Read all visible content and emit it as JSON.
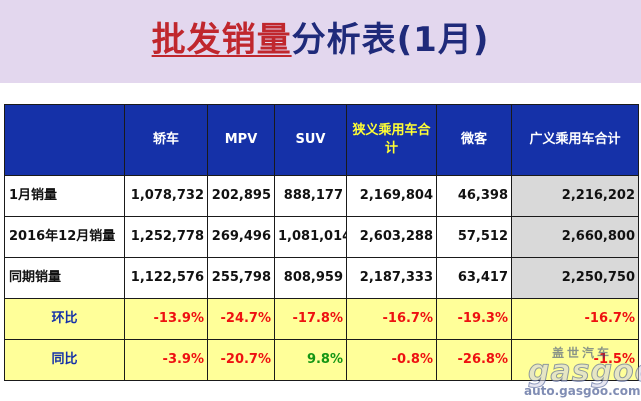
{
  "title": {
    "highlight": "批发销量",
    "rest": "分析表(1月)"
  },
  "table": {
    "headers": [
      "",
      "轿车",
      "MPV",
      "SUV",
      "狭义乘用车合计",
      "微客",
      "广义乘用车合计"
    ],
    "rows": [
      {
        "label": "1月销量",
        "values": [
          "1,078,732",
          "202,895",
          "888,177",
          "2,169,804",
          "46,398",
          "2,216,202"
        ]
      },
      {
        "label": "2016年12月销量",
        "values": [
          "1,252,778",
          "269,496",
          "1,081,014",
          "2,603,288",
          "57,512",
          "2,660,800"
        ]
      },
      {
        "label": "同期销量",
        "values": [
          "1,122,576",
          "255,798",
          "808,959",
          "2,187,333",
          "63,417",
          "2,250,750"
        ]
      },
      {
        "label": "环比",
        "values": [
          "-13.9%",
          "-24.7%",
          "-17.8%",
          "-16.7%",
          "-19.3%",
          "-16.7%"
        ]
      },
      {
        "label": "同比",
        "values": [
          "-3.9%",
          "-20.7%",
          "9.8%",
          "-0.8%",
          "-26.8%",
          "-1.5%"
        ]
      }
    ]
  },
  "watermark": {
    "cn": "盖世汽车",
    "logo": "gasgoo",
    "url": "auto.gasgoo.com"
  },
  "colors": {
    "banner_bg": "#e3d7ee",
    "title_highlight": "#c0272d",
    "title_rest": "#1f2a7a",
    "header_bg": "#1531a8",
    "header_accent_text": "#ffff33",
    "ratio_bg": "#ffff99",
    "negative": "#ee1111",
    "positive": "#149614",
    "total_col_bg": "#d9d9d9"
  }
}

=-=-=

__EXERCISE GOAL__. Scan the lines above for "label", then copy every one that has it.

__ANSWER TO THE TASK__.
        "label": "1月销量",
        "label": "2016年12月销量",
        "label": "同期销量",
        "label": "环比",
        "label": "同比",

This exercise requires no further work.